GIVEN INSTRUCTION:
From the entries below, say how many lines carry the word "substantial", and give nothing but the number.

WORKING DATA:
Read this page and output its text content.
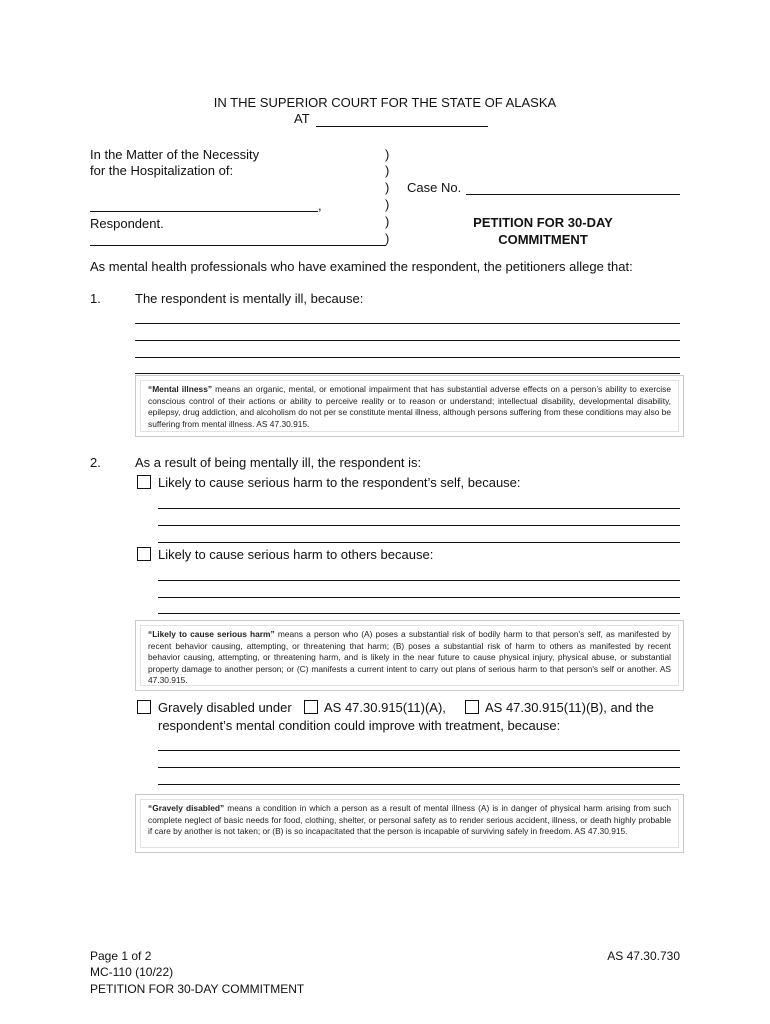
IN THE SUPERIOR COURT FOR THE STATE OF ALASKA
AT
In the Matter of the Necessity
for the Hospitalization of:
,
Respondent.
)
)
)
)
)
)
Case No.
PETITION FOR 30-DAY
COMMITMENT
As mental health professionals who have examined the respondent, the petitioners allege that:
1.	The respondent is mentally ill, because:
“Mental illness” means an organic, mental, or emotional impairment that has substantial adverse effects on a person’s ability to exercise conscious control of their actions or ability to perceive reality or to reason or understand; intellectual disability, developmental disability, epilepsy, drug addiction, and alcoholism do not per se constitute mental illness, although persons suffering from these conditions may also be suffering from mental illness. AS 47.30.915.
2.	As a result of being mentally ill, the respondent is:
Likely to cause serious harm to the respondent’s self, because:
Likely to cause serious harm to others because:
“Likely to cause serious harm” means a person who (A) poses a substantial risk of bodily harm to that person's self, as manifested by recent behavior causing, attempting, or threatening that harm; (B) poses a substantial risk of harm to others as manifested by recent behavior causing, attempting, or threatening harm, and is likely in the near future to cause physical injury, physical abuse, or substantial property damage to another person; or (C) manifests a current intent to carry out plans of serious harm to that person's self or another. AS 47.30.915.
Gravely disabled under AS 47.30.915(11)(A),	AS 47.30.915(11)(B), and the
respondent’s mental condition could improve with treatment, because:
“Gravely disabled” means a condition in which a person as a result of mental illness (A) is in danger of physical harm arising from such complete neglect of basic needs for food, clothing, shelter, or personal safety as to render serious accident, illness, or death highly probable if care by another is not taken; or (B) is so incapacitated that the person is incapable of surviving safely in freedom. AS 47.30.915.
Page 1 of 2
MC-110 (10/22)
PETITION FOR 30-DAY COMMITMENT
AS 47.30.730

THE RESULT:
2